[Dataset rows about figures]
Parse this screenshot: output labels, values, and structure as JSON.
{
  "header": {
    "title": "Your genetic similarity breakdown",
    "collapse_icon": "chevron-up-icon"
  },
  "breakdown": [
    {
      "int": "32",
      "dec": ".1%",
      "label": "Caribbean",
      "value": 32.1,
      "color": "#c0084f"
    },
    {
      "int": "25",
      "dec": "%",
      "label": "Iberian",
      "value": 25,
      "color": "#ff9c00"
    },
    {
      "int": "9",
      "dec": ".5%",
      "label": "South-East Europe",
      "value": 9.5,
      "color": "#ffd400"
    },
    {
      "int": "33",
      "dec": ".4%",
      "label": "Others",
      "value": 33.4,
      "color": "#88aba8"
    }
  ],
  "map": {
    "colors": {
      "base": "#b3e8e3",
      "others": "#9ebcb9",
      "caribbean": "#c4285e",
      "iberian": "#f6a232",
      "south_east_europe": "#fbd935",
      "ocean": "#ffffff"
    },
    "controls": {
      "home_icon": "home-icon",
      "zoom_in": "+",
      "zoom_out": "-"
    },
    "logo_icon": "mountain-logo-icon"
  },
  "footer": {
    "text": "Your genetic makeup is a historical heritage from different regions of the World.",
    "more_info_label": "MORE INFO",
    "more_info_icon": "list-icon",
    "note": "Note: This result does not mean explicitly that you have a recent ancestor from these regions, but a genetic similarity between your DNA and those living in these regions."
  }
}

_WORK REQUIRED_: Where a line of the material above holds the string "from", copy that line.

_WRITTEN SOLUTION_:
    "text": "Your genetic makeup is a historical heritage from different regions of the World.",
    "note": "Note: This result does not mean explicitly that you have a recent ancestor from these regions, but a genetic similarity between your DNA and those living in these regions."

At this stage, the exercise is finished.